__Material to process__:
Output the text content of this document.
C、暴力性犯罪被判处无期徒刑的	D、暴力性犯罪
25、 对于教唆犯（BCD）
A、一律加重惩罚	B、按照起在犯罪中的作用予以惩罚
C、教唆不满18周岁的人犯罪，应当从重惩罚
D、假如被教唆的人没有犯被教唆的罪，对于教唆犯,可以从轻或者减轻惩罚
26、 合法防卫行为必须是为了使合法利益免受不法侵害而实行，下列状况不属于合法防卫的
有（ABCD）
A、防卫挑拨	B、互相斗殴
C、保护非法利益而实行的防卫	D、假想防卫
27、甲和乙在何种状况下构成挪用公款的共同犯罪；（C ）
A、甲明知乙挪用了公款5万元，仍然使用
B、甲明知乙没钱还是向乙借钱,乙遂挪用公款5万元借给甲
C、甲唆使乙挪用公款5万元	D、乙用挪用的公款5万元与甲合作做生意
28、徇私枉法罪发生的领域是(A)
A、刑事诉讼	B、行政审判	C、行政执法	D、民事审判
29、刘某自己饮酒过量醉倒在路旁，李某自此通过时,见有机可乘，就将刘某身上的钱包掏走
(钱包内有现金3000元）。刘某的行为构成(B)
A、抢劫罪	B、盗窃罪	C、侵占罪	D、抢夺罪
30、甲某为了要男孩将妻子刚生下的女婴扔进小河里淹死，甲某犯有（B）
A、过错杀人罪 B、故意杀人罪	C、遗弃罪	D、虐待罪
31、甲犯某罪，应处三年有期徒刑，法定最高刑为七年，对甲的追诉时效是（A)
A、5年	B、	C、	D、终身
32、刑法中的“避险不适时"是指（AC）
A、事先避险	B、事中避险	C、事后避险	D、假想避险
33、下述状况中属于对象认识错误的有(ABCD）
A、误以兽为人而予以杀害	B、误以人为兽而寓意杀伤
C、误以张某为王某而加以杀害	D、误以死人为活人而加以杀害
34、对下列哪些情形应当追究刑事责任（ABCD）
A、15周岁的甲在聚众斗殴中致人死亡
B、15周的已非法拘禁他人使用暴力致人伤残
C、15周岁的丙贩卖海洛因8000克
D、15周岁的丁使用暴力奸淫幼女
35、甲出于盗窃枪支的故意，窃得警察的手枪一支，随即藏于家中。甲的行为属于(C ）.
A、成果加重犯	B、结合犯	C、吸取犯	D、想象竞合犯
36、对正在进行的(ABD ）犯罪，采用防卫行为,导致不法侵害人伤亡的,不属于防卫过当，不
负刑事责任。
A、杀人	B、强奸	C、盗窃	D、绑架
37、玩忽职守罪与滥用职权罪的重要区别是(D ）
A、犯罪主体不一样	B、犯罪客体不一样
==
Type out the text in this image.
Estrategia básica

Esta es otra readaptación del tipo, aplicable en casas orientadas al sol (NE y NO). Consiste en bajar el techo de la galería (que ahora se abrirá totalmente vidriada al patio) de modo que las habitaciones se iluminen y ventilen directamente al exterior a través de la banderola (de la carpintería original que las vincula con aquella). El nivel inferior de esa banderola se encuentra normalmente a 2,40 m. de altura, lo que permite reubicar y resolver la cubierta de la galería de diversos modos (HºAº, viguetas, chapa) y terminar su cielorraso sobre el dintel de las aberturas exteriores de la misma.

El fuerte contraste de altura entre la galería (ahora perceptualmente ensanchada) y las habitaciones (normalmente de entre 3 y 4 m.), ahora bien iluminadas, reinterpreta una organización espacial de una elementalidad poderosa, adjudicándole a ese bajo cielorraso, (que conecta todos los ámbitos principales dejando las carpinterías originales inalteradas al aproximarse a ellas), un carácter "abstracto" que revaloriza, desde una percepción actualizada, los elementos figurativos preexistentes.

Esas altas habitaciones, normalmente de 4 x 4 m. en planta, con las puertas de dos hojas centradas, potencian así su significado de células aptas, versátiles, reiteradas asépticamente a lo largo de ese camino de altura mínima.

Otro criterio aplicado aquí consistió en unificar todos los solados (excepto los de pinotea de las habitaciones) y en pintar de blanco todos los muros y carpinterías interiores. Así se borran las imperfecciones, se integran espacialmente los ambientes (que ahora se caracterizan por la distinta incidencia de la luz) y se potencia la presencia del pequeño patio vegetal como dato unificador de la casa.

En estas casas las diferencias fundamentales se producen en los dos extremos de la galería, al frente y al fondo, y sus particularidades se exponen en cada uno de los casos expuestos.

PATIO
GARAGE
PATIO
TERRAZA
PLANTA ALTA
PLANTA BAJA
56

__Goal__:
Lines of the material that contain the word "对于教唆犯" are to be gathered.

__Written reply__:
25、 对于教唆犯（BCD）
D、假如被教唆的人没有犯被教唆的罪，对于教唆犯,可以从轻或者减轻惩罚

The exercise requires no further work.